#### WRITTEN REQUEST
Count every line that has "name" in it and give the total, nothing more.
— Begin DATA TO PROCESS —
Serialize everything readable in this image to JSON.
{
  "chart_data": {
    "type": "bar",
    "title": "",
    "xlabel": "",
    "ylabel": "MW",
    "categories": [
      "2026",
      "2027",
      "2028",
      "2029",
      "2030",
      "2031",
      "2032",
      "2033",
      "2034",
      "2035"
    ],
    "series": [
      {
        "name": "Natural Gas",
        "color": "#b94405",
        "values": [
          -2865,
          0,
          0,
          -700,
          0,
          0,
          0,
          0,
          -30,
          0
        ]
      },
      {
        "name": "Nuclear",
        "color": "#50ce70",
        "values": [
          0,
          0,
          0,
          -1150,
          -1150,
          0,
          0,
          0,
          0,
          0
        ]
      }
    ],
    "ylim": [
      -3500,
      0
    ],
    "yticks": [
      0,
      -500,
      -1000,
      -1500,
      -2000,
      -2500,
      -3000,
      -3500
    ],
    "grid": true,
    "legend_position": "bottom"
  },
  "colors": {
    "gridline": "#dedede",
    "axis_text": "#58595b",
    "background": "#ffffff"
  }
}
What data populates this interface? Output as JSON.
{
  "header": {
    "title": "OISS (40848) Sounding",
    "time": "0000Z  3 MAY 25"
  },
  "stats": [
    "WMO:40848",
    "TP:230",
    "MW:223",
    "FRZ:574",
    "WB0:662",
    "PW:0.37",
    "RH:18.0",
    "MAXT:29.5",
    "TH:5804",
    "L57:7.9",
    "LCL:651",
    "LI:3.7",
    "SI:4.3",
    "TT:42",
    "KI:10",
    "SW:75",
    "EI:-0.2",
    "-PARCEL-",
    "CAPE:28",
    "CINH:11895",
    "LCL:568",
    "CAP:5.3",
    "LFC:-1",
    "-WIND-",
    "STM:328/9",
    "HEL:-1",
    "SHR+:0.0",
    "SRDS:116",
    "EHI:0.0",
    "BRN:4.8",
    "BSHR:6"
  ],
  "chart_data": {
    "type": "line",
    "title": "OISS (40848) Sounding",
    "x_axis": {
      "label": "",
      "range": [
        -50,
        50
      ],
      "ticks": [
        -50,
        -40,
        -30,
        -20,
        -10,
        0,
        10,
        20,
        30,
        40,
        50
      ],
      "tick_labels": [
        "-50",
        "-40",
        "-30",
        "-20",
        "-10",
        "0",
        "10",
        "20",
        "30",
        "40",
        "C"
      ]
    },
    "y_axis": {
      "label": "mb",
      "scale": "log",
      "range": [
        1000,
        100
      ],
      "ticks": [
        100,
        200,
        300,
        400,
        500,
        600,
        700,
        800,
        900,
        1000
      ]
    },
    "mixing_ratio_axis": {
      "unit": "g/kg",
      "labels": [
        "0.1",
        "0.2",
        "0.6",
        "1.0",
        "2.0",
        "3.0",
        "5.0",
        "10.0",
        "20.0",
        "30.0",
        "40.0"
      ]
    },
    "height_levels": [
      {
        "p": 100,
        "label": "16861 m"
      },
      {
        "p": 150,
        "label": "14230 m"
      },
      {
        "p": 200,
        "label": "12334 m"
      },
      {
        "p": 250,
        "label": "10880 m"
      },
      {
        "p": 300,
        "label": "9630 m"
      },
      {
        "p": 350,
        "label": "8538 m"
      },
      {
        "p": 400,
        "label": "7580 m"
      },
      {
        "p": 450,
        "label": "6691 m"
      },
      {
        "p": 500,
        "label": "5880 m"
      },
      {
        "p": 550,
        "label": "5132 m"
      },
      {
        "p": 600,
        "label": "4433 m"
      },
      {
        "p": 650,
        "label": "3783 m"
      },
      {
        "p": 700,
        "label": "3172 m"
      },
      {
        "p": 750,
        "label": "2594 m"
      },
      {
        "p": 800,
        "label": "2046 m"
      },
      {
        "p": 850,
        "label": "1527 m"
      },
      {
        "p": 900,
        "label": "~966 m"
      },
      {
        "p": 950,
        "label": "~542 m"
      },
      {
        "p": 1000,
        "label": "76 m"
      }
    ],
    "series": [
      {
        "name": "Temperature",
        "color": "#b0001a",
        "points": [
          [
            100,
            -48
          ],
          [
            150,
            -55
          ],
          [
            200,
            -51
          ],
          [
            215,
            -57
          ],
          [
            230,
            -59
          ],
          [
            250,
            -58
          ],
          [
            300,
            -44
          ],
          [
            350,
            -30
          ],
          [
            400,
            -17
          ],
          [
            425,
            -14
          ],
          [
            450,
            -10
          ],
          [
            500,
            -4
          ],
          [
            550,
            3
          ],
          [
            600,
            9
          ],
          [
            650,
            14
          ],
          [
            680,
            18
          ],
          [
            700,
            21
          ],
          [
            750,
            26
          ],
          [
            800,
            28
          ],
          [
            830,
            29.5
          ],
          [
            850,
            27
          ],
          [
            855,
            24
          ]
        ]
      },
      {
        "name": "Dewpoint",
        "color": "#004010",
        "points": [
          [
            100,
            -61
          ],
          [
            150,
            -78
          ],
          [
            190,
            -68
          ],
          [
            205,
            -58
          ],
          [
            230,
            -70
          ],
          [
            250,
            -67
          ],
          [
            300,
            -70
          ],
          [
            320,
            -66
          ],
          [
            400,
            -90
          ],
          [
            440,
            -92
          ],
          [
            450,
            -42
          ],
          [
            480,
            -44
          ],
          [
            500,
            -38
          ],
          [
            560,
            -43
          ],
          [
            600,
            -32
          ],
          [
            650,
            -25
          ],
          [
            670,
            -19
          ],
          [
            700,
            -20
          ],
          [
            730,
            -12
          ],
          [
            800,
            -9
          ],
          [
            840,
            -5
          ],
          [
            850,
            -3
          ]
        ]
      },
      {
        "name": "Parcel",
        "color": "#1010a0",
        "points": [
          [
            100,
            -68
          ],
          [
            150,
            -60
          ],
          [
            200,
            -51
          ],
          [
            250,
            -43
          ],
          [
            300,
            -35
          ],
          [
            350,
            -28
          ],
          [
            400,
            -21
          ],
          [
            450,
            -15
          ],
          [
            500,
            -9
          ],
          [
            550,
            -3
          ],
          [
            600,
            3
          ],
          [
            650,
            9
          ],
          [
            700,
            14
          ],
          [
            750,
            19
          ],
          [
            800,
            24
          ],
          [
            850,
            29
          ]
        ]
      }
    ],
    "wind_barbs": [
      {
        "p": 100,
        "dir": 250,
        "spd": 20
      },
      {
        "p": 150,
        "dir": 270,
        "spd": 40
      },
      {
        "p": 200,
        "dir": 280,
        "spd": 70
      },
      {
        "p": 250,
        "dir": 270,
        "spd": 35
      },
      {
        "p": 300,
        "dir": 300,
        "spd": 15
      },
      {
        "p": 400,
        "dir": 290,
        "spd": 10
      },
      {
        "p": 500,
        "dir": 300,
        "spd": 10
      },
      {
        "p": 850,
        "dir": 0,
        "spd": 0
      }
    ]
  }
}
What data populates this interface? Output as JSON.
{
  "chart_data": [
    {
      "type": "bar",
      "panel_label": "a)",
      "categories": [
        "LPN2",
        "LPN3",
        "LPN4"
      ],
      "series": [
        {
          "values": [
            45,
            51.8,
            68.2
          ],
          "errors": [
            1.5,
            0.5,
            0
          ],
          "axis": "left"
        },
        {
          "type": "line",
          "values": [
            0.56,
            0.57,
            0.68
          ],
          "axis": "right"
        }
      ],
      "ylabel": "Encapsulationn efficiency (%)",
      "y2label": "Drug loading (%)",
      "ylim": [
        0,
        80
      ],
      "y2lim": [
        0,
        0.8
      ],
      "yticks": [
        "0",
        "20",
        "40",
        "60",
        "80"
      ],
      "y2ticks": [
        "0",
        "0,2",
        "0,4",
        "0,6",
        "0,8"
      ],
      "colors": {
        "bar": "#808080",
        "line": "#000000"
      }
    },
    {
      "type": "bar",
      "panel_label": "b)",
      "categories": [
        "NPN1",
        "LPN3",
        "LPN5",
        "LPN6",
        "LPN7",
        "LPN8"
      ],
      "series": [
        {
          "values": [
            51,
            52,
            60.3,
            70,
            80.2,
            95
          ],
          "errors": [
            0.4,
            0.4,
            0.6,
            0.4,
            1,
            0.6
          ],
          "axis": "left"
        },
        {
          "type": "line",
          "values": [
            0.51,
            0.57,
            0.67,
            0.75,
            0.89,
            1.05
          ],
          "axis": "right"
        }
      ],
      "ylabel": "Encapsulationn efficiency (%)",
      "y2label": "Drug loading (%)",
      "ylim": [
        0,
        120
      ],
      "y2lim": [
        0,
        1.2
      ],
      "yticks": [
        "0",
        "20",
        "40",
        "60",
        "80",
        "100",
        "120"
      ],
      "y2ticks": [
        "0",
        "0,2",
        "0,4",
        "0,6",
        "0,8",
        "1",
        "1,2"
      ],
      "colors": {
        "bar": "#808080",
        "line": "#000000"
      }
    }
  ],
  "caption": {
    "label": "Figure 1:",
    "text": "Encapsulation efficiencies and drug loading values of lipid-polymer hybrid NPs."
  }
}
— End DATA TO PROCESS —
#### RESULT
5